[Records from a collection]
________________________________________

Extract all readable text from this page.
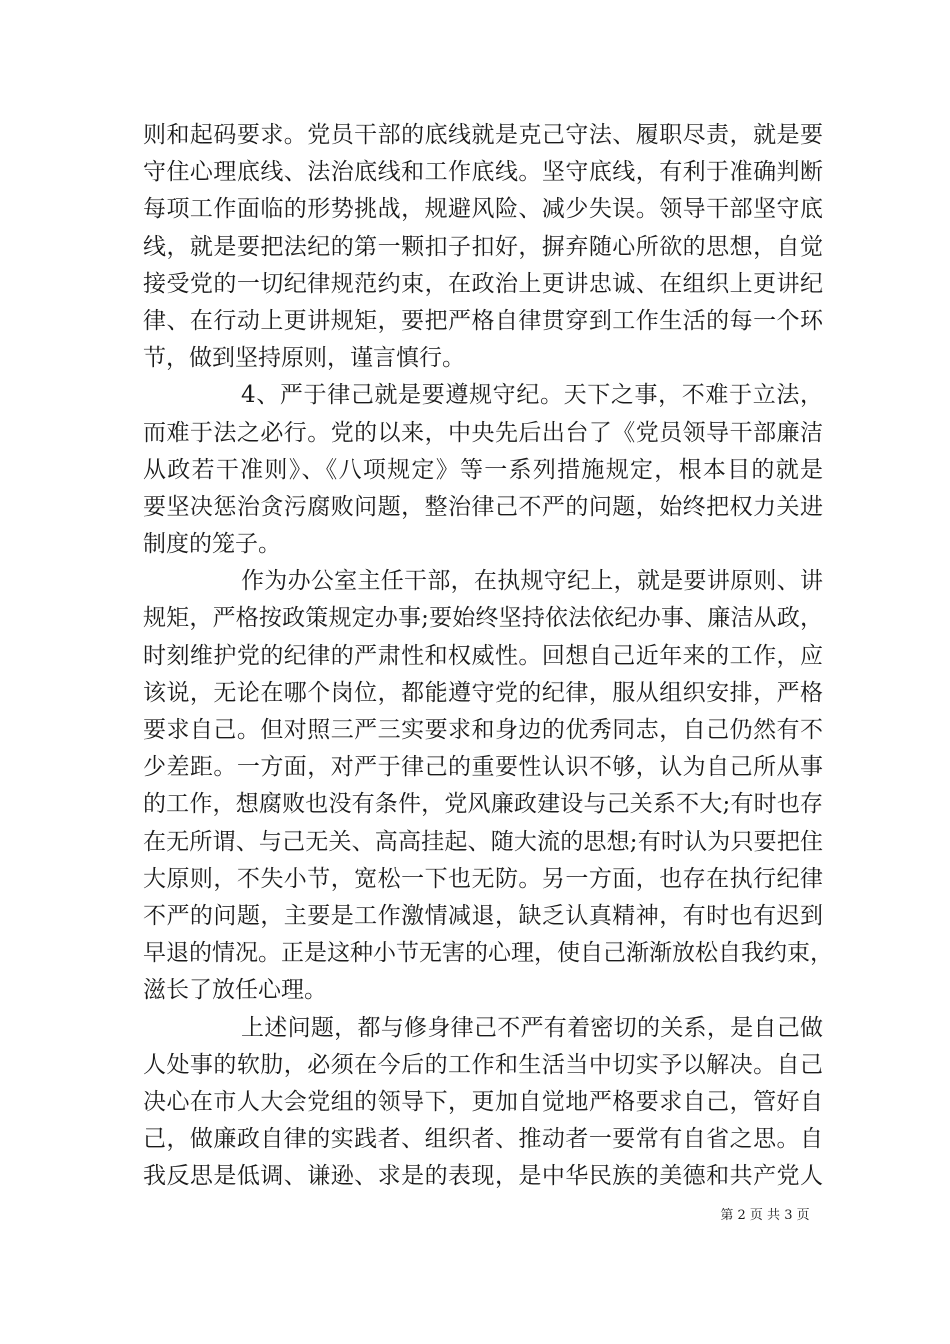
则和起码要求。党员干部的底线就是克己守法、履职尽责，就是要
守住心理底线、法治底线和工作底线。坚守底线，有利于准确判断
每项工作面临的形势挑战，规避风险、减少失误。领导干部坚守底
线，就是要把法纪的第一颗扣子扣好，摒弃随心所欲的思想，自觉
接受党的一切纪律规范约束，在政治上更讲忠诚、在组织上更讲纪
律、在行动上更讲规矩，要把严格自律贯穿到工作生活的每一个环
节，做到坚持原则，谨言慎行。
4、严于律己就是要遵规守纪。天下之事，不难于立法，
而难于法之必行。党的以来，中央先后出台了《党员领导干部廉洁
从政若干准则》、《八项规定》等一系列措施规定，根本目的就是
要坚决惩治贪污腐败问题，整治律己不严的问题，始终把权力关进
制度的笼子。
作为办公室主任干部，在执规守纪上，就是要讲原则、讲
规矩，严格按政策规定办事;要始终坚持依法依纪办事、廉洁从政，
时刻维护党的纪律的严肃性和权威性。回想自己近年来的工作，应
该说，无论在哪个岗位，都能遵守党的纪律，服从组织安排，严格
要求自己。但对照三严三实要求和身边的优秀同志，自己仍然有不
少差距。一方面，对严于律己的重要性认识不够，认为自己所从事
的工作，想腐败也没有条件，党风廉政建设与己关系不大;有时也存
在无所谓、与己无关、高高挂起、随大流的思想;有时认为只要把住
大原则，不失小节，宽松一下也无防。另一方面，也存在执行纪律
不严的问题，主要是工作激情减退，缺乏认真精神，有时也有迟到
早退的情况。正是这种小节无害的心理，使自己渐渐放松自我约束，
滋长了放任心理。
上述问题，都与修身律己不严有着密切的关系，是自己做
人处事的软肋，必须在今后的工作和生活当中切实予以解决。自己
决心在市人大会党组的领导下，更加自觉地严格要求自己，管好自
己，做廉政自律的实践者、组织者、推动者一要常有自省之思。自
我反思是低调、谦逊、求是的表现，是中华民族的美德和共产党人
第 2 页 共 3 页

________________________________________

PROMPT: Your copy should hold every record word for word and none of the pictures.

RESPONSE TO THE EXERCISE:
Extract all readable text from this page.
则和起码要求。党员干部的底线就是克己守法、履职尽责，就是要
守住心理底线、法治底线和工作底线。坚守底线，有利于准确判断
每项工作面临的形势挑战，规避风险、减少失误。领导干部坚守底
线，就是要把法纪的第一颗扣子扣好，摒弃随心所欲的思想，自觉
接受党的一切纪律规范约束，在政治上更讲忠诚、在组织上更讲纪
律、在行动上更讲规矩，要把严格自律贯穿到工作生活的每一个环
节，做到坚持原则，谨言慎行。
4、严于律己就是要遵规守纪。天下之事，不难于立法，
而难于法之必行。党的以来，中央先后出台了《党员领导干部廉洁
从政若干准则》、《八项规定》等一系列措施规定，根本目的就是
要坚决惩治贪污腐败问题，整治律己不严的问题，始终把权力关进
制度的笼子。
作为办公室主任干部，在执规守纪上，就是要讲原则、讲
规矩，严格按政策规定办事;要始终坚持依法依纪办事、廉洁从政，
时刻维护党的纪律的严肃性和权威性。回想自己近年来的工作，应
该说，无论在哪个岗位，都能遵守党的纪律，服从组织安排，严格
要求自己。但对照三严三实要求和身边的优秀同志，自己仍然有不
少差距。一方面，对严于律己的重要性认识不够，认为自己所从事
的工作，想腐败也没有条件，党风廉政建设与己关系不大;有时也存
在无所谓、与己无关、高高挂起、随大流的思想;有时认为只要把住
大原则，不失小节，宽松一下也无防。另一方面，也存在执行纪律
不严的问题，主要是工作激情减退，缺乏认真精神，有时也有迟到
早退的情况。正是这种小节无害的心理，使自己渐渐放松自我约束，
滋长了放任心理。
上述问题，都与修身律己不严有着密切的关系，是自己做
人处事的软肋，必须在今后的工作和生活当中切实予以解决。自己
决心在市人大会党组的领导下，更加自觉地严格要求自己，管好自
己，做廉政自律的实践者、组织者、推动者一要常有自省之思。自
我反思是低调、谦逊、求是的表现，是中华民族的美德和共产党人
第 2 页 共 3 页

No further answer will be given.